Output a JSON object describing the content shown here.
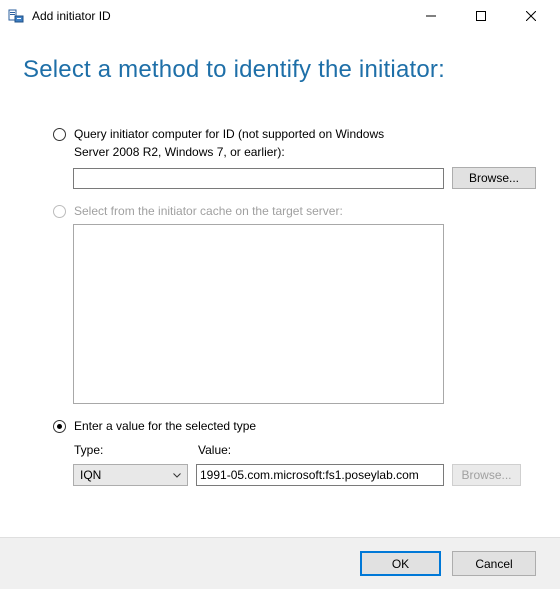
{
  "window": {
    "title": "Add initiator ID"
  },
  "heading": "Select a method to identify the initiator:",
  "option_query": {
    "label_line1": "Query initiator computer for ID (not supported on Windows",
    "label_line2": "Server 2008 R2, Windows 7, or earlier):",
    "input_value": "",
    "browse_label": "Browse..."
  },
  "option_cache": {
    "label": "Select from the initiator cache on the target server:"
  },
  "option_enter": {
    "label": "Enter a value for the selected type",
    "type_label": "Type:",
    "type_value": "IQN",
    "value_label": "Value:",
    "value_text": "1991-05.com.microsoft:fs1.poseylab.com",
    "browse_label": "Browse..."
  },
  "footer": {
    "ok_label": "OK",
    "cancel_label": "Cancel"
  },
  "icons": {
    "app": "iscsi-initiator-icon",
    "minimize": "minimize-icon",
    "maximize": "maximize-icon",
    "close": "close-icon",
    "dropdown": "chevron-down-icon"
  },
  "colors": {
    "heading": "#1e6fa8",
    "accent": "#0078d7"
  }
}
+ + + + + + +
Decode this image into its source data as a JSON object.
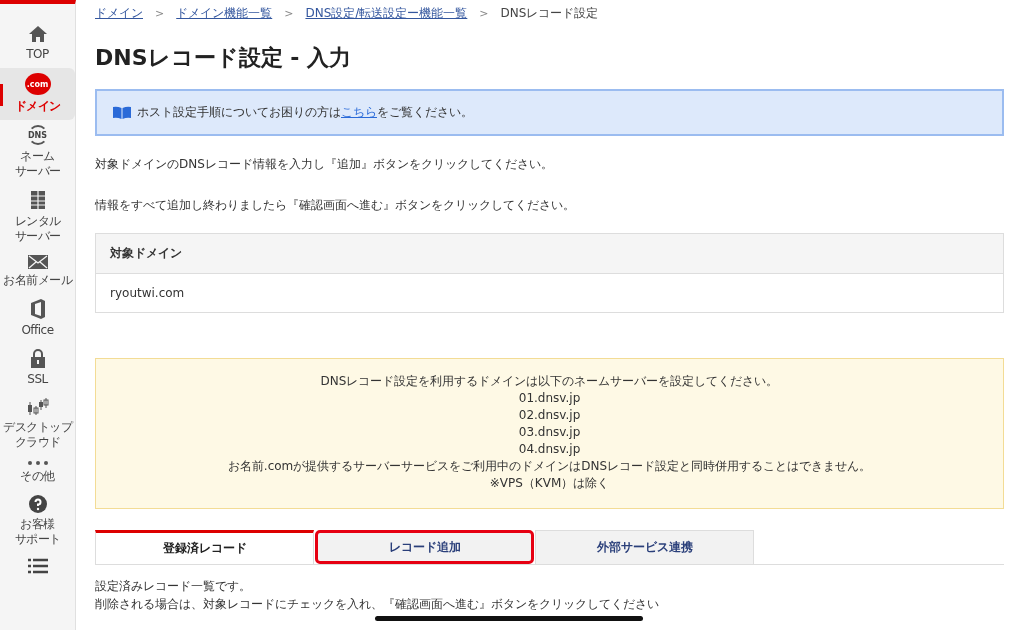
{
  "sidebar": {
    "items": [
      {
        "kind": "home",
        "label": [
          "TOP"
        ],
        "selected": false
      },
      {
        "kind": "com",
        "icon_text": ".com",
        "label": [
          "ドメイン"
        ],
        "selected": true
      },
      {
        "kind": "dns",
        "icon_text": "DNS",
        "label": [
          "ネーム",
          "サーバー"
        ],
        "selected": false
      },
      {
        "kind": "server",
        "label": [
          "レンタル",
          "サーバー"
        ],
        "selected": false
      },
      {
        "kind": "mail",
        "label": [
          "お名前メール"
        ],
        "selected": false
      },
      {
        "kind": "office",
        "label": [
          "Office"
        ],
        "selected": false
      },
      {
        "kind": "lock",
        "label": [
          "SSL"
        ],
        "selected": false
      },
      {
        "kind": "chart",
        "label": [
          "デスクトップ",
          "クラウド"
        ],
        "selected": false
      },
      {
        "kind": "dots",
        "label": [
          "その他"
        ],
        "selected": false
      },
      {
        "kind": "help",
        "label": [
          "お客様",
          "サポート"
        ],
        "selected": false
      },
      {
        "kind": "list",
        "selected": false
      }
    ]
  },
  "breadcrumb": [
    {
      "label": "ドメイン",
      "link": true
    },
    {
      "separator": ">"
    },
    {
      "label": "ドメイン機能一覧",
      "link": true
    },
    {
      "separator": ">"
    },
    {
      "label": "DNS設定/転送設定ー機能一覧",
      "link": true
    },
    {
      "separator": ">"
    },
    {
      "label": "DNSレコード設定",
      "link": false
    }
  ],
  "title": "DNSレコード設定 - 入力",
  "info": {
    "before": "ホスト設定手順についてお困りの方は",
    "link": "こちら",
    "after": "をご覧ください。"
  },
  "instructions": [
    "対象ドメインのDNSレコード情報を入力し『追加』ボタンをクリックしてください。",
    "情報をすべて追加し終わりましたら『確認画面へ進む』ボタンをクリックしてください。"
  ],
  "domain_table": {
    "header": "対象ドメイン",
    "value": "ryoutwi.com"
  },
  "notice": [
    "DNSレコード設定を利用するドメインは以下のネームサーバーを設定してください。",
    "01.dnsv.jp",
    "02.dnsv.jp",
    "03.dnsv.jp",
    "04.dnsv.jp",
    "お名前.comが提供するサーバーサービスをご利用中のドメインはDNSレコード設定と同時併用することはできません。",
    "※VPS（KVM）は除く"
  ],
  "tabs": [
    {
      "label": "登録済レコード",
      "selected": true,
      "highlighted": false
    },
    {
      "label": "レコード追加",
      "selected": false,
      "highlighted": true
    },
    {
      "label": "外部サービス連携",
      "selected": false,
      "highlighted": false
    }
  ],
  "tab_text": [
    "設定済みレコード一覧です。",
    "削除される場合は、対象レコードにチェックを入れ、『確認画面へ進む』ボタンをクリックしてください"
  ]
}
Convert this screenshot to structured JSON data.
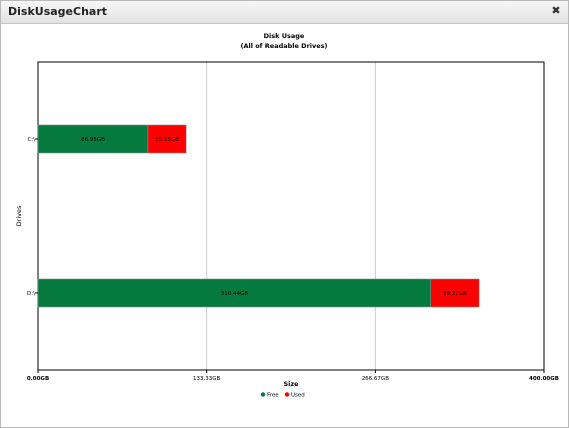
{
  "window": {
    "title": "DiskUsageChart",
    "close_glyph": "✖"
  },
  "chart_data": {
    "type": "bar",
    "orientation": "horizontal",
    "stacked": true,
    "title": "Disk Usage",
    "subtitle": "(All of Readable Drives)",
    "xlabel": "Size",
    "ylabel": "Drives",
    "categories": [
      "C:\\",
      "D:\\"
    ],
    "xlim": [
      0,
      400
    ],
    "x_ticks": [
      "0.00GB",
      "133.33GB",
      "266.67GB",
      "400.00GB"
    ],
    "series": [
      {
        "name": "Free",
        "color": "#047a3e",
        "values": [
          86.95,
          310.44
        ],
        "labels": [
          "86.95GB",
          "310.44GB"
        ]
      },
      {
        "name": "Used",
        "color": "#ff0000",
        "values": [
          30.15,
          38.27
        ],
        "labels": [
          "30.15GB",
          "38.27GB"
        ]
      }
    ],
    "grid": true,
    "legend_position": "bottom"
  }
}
+ + + + + + +
= GIVEN PROBLEM =
In the records above, find each line that holds the word "ボタンをクリックしてください"; copy all such lines.

= OUTPUT OF THE EXERCISE =
    "対象ドメインのDNSレコード情報を入力し『追加』ボタンをクリックしてください。",
    "情報をすべて追加し終わりましたら『確認画面へ進む』ボタンをクリックしてください。"
    "削除される場合は、対象レコードにチェックを入れ、『確認画面へ進む』ボタンをクリックしてください"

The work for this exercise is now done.